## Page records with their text
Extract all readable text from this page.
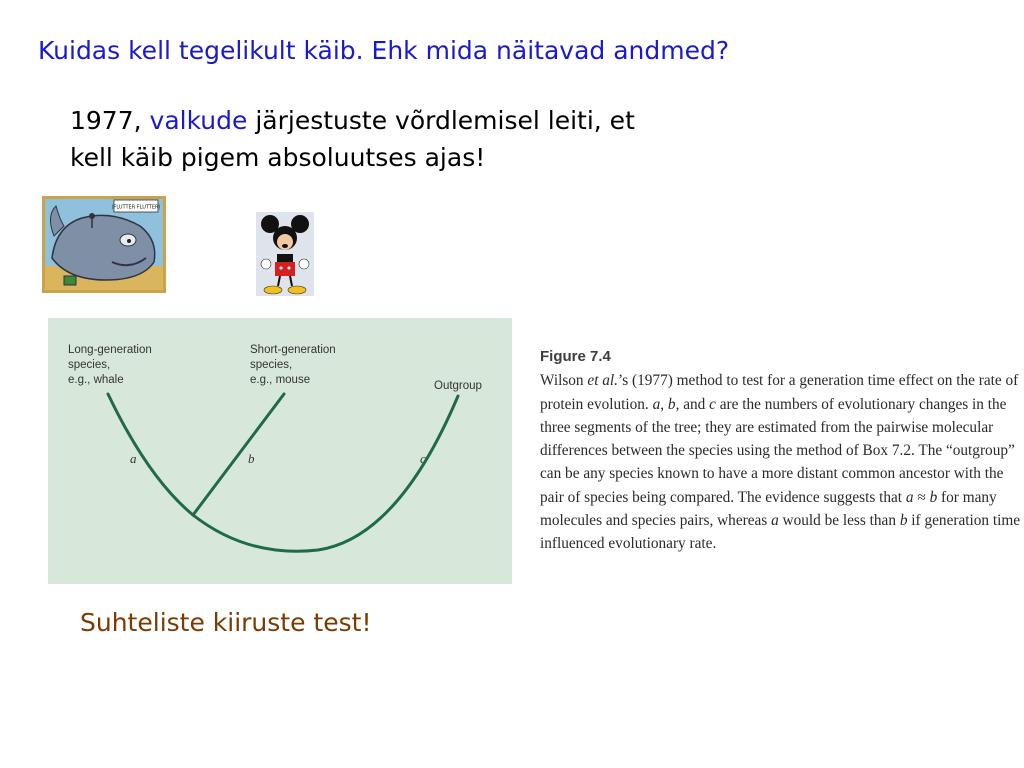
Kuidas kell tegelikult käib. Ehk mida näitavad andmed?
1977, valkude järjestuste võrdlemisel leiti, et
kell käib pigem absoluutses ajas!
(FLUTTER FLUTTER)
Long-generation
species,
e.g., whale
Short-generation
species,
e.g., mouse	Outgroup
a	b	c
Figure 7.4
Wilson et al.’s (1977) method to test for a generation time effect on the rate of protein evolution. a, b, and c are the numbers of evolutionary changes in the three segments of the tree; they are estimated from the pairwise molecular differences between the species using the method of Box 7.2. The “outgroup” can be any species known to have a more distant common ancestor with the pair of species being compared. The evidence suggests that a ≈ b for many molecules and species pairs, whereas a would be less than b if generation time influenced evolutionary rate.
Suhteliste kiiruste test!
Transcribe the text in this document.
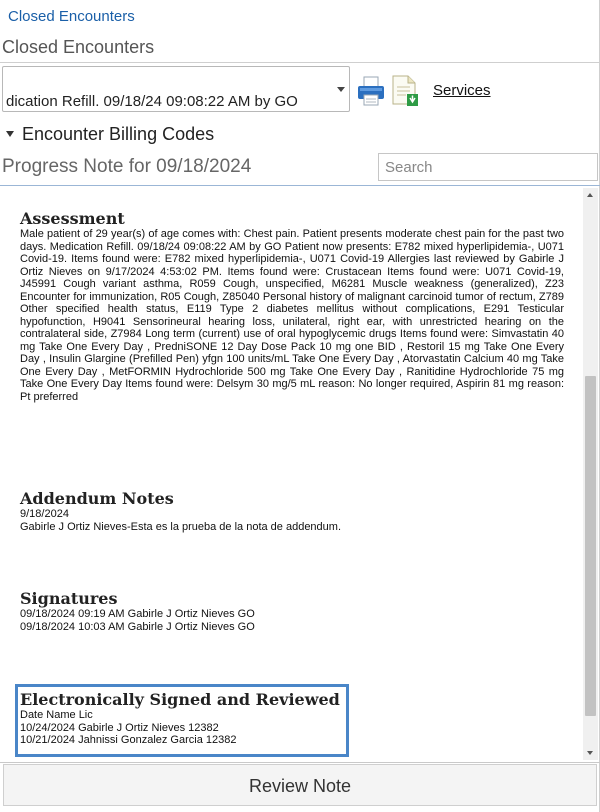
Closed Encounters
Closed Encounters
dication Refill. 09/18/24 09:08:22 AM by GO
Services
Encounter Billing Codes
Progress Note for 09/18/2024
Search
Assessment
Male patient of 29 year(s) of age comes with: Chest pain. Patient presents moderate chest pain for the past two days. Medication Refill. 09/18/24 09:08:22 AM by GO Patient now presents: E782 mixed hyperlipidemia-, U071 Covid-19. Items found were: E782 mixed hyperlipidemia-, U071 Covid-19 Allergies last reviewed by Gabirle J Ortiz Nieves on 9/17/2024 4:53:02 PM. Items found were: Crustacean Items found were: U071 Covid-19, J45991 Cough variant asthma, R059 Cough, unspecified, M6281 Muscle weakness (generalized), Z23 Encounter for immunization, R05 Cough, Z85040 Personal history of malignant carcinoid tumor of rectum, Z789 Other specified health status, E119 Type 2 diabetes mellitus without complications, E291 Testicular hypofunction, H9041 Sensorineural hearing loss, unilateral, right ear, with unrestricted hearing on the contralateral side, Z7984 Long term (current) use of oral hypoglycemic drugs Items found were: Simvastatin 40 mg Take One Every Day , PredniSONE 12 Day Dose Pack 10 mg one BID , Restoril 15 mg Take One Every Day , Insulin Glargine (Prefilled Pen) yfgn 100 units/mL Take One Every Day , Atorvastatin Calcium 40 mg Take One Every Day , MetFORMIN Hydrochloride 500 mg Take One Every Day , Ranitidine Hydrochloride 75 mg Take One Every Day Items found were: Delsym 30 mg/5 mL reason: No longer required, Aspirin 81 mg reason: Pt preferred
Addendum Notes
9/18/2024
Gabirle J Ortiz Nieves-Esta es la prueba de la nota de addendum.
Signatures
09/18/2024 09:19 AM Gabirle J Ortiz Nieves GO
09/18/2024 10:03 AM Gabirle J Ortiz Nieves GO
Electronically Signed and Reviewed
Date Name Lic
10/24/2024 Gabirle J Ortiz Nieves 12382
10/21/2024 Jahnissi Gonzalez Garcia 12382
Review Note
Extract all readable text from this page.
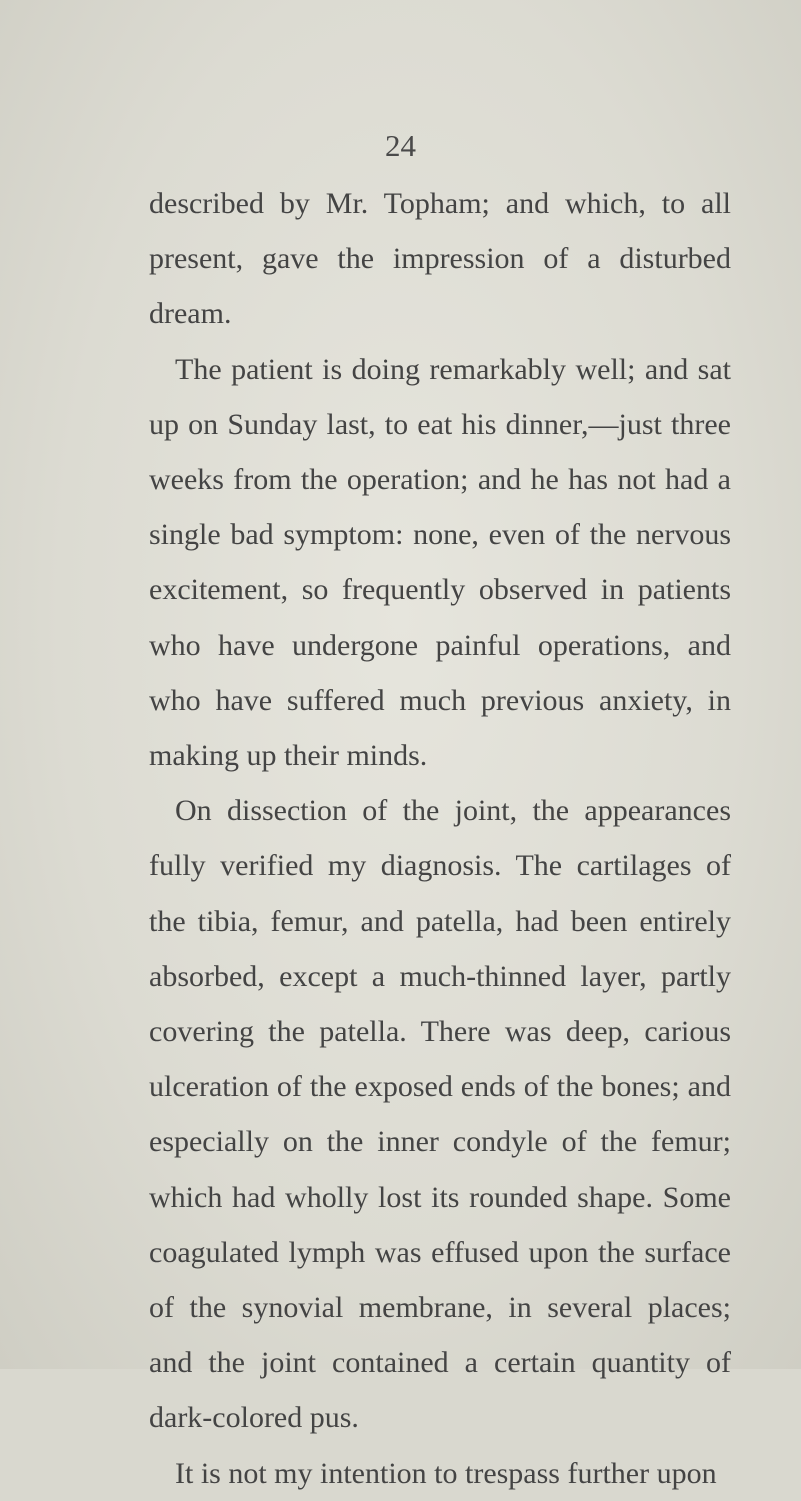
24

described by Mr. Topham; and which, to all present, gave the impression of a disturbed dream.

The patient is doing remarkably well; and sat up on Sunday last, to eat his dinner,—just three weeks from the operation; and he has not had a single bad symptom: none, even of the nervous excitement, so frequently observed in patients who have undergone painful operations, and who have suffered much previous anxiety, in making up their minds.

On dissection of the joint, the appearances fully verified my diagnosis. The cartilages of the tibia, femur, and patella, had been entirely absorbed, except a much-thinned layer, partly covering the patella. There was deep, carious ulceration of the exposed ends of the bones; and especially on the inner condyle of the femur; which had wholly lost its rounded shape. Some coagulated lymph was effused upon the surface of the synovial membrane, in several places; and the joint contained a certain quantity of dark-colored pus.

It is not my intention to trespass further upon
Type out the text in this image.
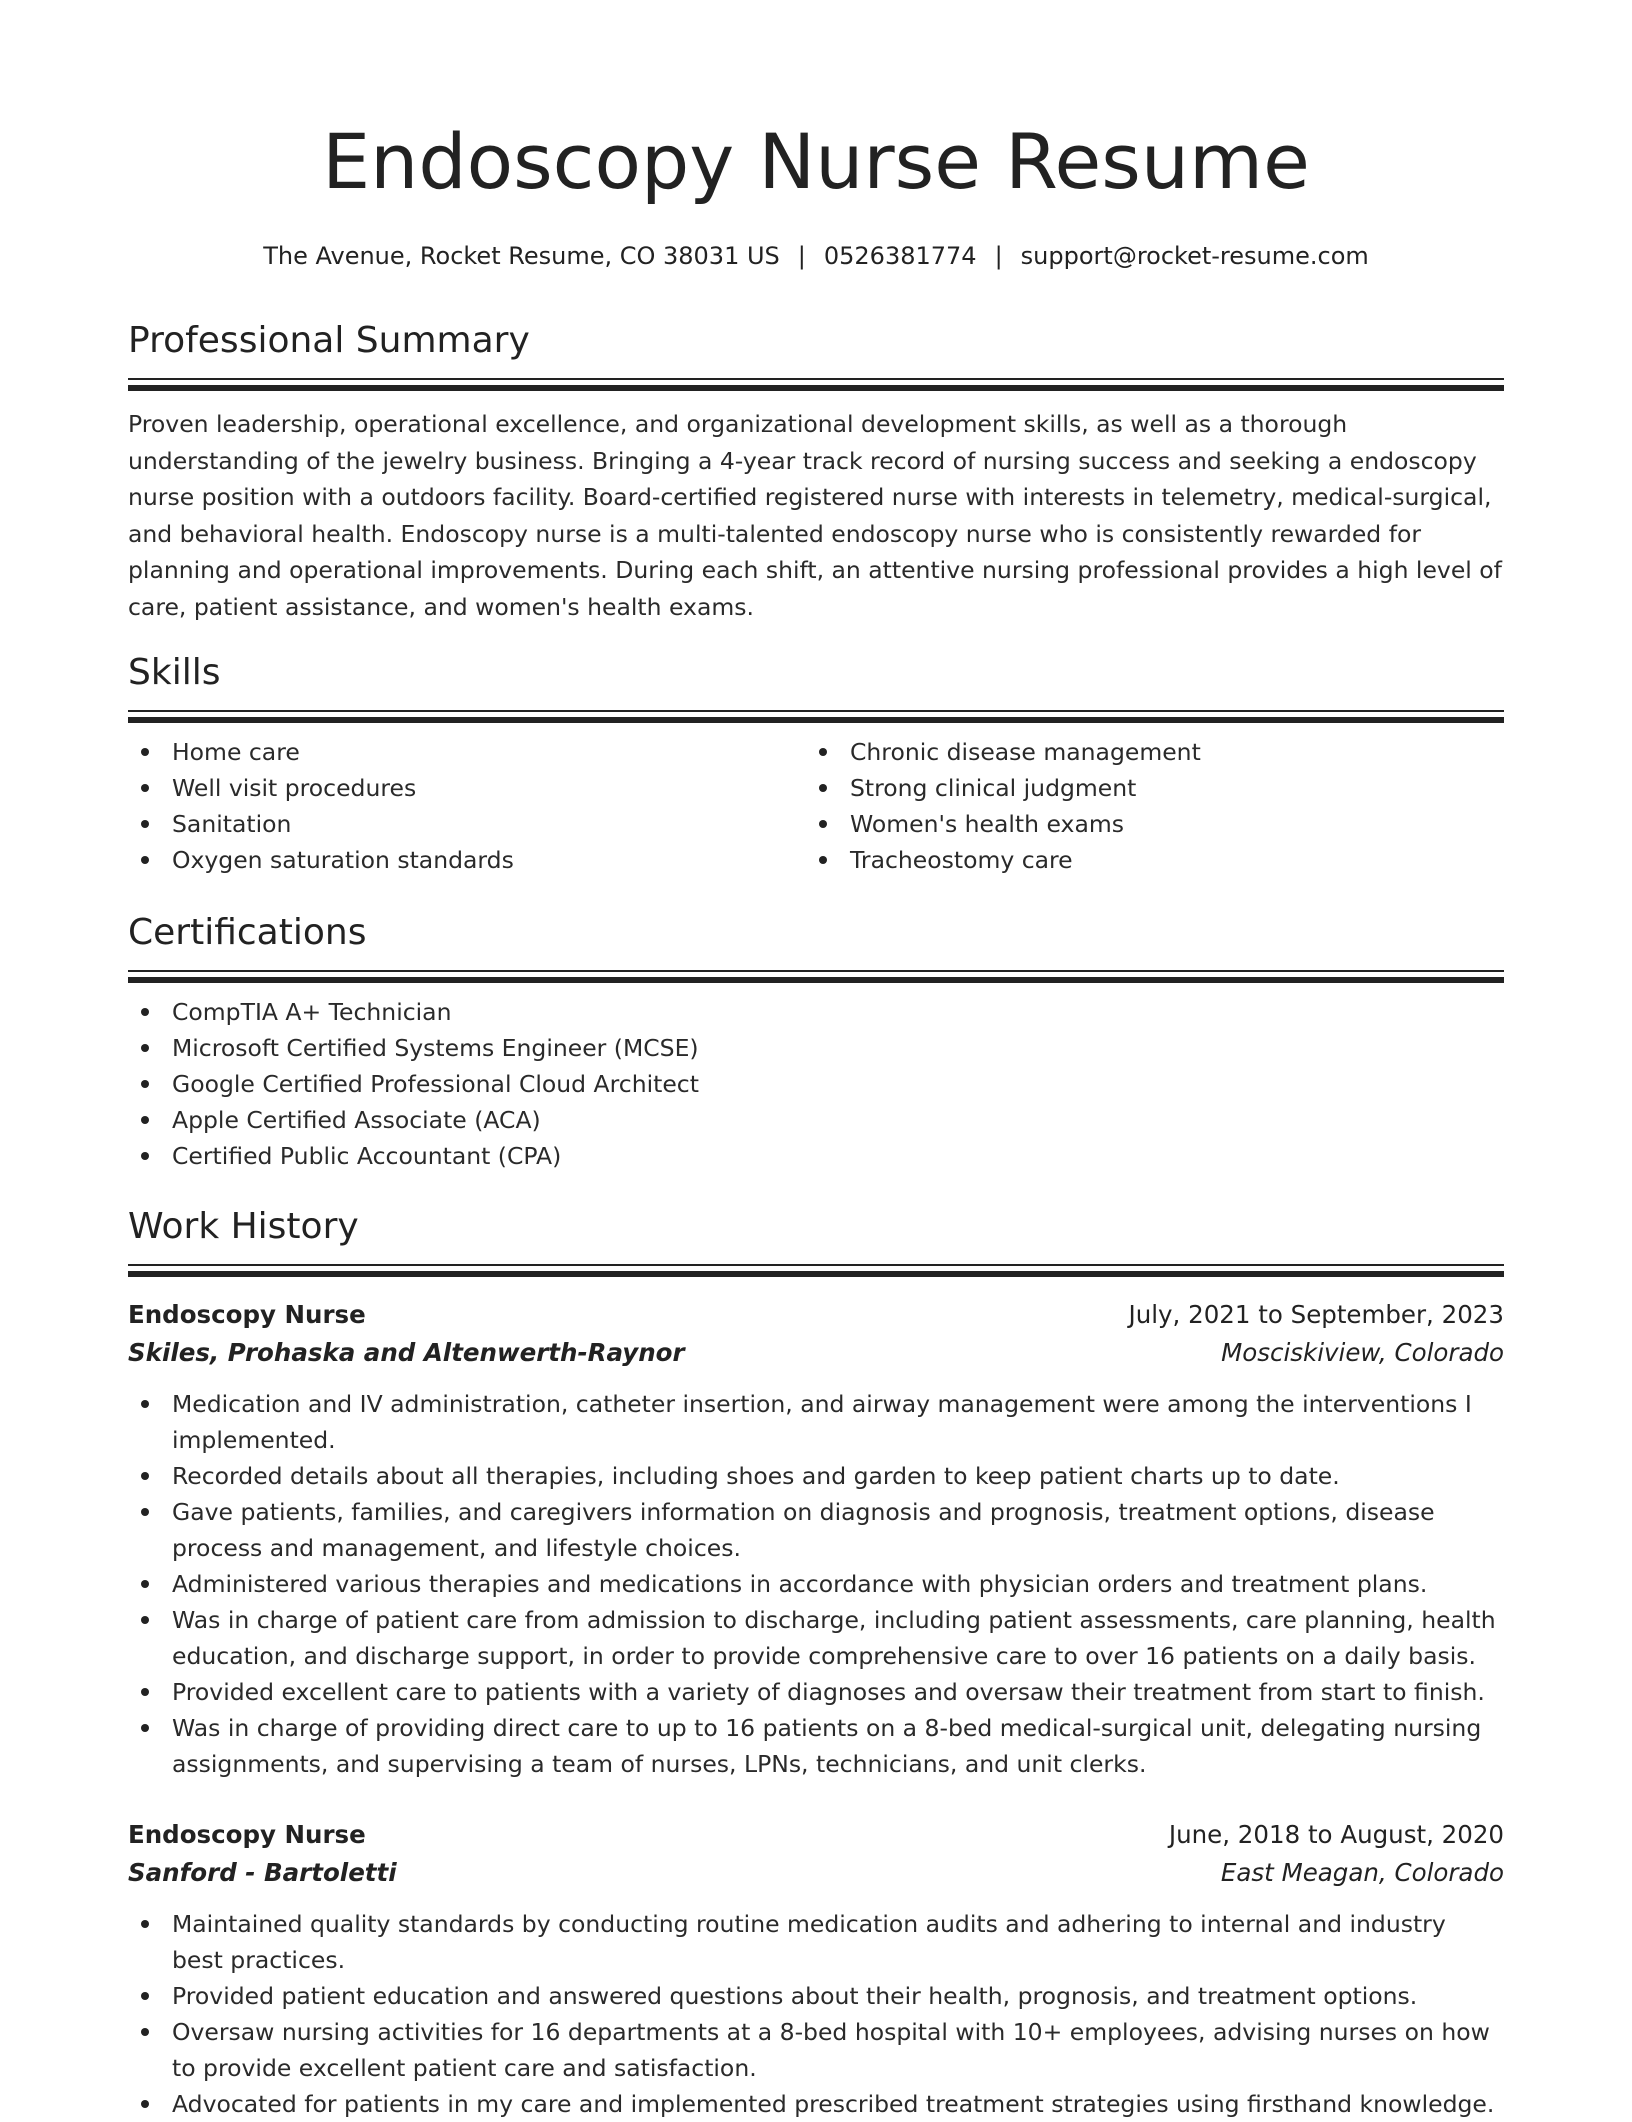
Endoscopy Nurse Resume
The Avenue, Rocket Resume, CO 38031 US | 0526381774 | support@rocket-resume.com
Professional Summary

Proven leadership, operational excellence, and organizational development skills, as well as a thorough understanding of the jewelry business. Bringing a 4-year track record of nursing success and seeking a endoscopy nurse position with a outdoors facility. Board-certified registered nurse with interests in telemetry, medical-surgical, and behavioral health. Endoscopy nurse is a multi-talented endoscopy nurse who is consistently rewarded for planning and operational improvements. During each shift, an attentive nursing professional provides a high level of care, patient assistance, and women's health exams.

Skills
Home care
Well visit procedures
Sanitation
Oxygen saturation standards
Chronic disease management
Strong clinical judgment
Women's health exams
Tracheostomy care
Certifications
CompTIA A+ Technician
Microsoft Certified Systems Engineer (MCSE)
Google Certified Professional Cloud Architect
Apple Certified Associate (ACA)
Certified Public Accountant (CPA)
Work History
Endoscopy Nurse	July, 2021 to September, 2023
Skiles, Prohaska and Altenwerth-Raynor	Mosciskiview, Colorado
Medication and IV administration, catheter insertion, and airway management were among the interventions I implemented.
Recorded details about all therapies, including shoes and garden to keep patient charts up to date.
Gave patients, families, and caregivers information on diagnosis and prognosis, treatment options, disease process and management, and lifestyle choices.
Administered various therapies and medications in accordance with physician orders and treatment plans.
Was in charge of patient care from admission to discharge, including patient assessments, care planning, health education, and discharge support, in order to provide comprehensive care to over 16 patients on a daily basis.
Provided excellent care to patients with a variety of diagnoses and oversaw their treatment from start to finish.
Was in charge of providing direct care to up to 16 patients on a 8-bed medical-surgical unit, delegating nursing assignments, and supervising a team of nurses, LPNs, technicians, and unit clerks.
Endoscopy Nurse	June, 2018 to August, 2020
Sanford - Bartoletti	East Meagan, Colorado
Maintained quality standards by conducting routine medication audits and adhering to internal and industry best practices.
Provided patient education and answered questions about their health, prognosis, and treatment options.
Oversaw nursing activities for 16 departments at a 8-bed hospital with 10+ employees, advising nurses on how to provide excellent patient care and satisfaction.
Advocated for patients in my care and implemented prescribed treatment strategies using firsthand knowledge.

## DIRECTIONS
Exclude all images, then retype the records above without alteration.

## EXERCISE OUTPUT
Extract all readable text from this page.
Kuidas kell tegelikult käib. Ehk mida näitavad andmed?
1977, valkude järjestuste võrdlemisel leiti, et
kell käib pigem absoluutses ajas!
(FLUTTER FLUTTER)
Long-generation
species,
e.g., whale
Short-generation
species,
e.g., mouse	Outgroup
a	b	c
Figure 7.4
Wilson et al.’s (1977) method to test for a generation time effect on the rate of protein evolution. a, b, and c are the numbers of evolutionary changes in the three segments of the tree; they are estimated from the pairwise molecular differences between the species using the method of Box 7.2. The “outgroup” can be any species known to have a more distant common ancestor with the pair of species being compared. The evidence suggests that a ≈ b for many molecules and species pairs, whereas a would be less than b if generation time influenced evolutionary rate.
Suhteliste kiiruste test!
Transcribe the text in this document.
Closed Encounters
Closed Encounters
dication Refill. 09/18/24 09:08:22 AM by GO
Services
Encounter Billing Codes
Progress Note for 09/18/2024
Search
Assessment
Male patient of 29 year(s) of age comes with: Chest pain. Patient presents moderate chest pain for the past two days. Medication Refill. 09/18/24 09:08:22 AM by GO Patient now presents: E782 mixed hyperlipidemia-, U071 Covid-19. Items found were: E782 mixed hyperlipidemia-, U071 Covid-19 Allergies last reviewed by Gabirle J Ortiz Nieves on 9/17/2024 4:53:02 PM. Items found were: Crustacean Items found were: U071 Covid-19, J45991 Cough variant asthma, R059 Cough, unspecified, M6281 Muscle weakness (generalized), Z23 Encounter for immunization, R05 Cough, Z85040 Personal history of malignant carcinoid tumor of rectum, Z789 Other specified health status, E119 Type 2 diabetes mellitus without complications, E291 Testicular hypofunction, H9041 Sensorineural hearing loss, unilateral, right ear, with unrestricted hearing on the contralateral side, Z7984 Long term (current) use of oral hypoglycemic drugs Items found were: Simvastatin 40 mg Take One Every Day , PredniSONE 12 Day Dose Pack 10 mg one BID , Restoril 15 mg Take One Every Day , Insulin Glargine (Prefilled Pen) yfgn 100 units/mL Take One Every Day , Atorvastatin Calcium 40 mg Take One Every Day , MetFORMIN Hydrochloride 500 mg Take One Every Day , Ranitidine Hydrochloride 75 mg Take One Every Day Items found were: Delsym 30 mg/5 mL reason: No longer required, Aspirin 81 mg reason: Pt preferred
Addendum Notes
9/18/2024
Gabirle J Ortiz Nieves-Esta es la prueba de la nota de addendum.
Signatures
09/18/2024 09:19 AM Gabirle J Ortiz Nieves GO
09/18/2024 10:03 AM Gabirle J Ortiz Nieves GO
Electronically Signed and Reviewed
Date Name Lic
10/24/2024 Gabirle J Ortiz Nieves 12382
10/21/2024 Jahnissi Gonzalez Garcia 12382
Review Note
Extract all readable text from this page.
24

described by Mr. Topham; and which, to all present, gave the impression of a disturbed dream.

The patient is doing remarkably well; and sat up on Sunday last, to eat his dinner,—just three weeks from the operation; and he has not had a single bad symptom: none, even of the nervous excitement, so frequently observed in patients who have undergone painful operations, and who have suffered much previous anxiety, in making up their minds.

On dissection of the joint, the appearances fully verified my diagnosis. The cartilages of the tibia, femur, and patella, had been entirely absorbed, except a much-thinned layer, partly covering the patella. There was deep, carious ulceration of the exposed ends of the bones; and especially on the inner condyle of the femur; which had wholly lost its rounded shape. Some coagulated lymph was effused upon the surface of the synovial membrane, in several places; and the joint contained a certain quantity of dark-colored pus.

It is not my intention to trespass further upon
Type out the text in this image.
Endoscopy Nurse Resume
The Avenue, Rocket Resume, CO 38031 US | 0526381774 | support@rocket-resume.com
Professional Summary

Proven leadership, operational excellence, and organizational development skills, as well as a thorough understanding of the jewelry business. Bringing a 4-year track record of nursing success and seeking a endoscopy nurse position with a outdoors facility. Board-certified registered nurse with interests in telemetry, medical-surgical, and behavioral health. Endoscopy nurse is a multi-talented endoscopy nurse who is consistently rewarded for planning and operational improvements. During each shift, an attentive nursing professional provides a high level of care, patient assistance, and women's health exams.

Skills
Home care
Well visit procedures
Sanitation
Oxygen saturation standards
Chronic disease management
Strong clinical judgment
Women's health exams
Tracheostomy care
Certifications
CompTIA A+ Technician
Microsoft Certified Systems Engineer (MCSE)
Google Certified Professional Cloud Architect
Apple Certified Associate (ACA)
Certified Public Accountant (CPA)
Work History
Endoscopy Nurse	July, 2021 to September, 2023
Skiles, Prohaska and Altenwerth-Raynor	Mosciskiview, Colorado
Medication and IV administration, catheter insertion, and airway management were among the interventions I implemented.
Recorded details about all therapies, including shoes and garden to keep patient charts up to date.
Gave patients, families, and caregivers information on diagnosis and prognosis, treatment options, disease process and management, and lifestyle choices.
Administered various therapies and medications in accordance with physician orders and treatment plans.
Was in charge of patient care from admission to discharge, including patient assessments, care planning, health education, and discharge support, in order to provide comprehensive care to over 16 patients on a daily basis.
Provided excellent care to patients with a variety of diagnoses and oversaw their treatment from start to finish.
Was in charge of providing direct care to up to 16 patients on a 8-bed medical-surgical unit, delegating nursing assignments, and supervising a team of nurses, LPNs, technicians, and unit clerks.
Endoscopy Nurse	June, 2018 to August, 2020
Sanford - Bartoletti	East Meagan, Colorado
Maintained quality standards by conducting routine medication audits and adhering to internal and industry best practices.
Provided patient education and answered questions about their health, prognosis, and treatment options.
Oversaw nursing activities for 16 departments at a 8-bed hospital with 10+ employees, advising nurses on how to provide excellent patient care and satisfaction.
Advocated for patients in my care and implemented prescribed treatment strategies using firsthand knowledge.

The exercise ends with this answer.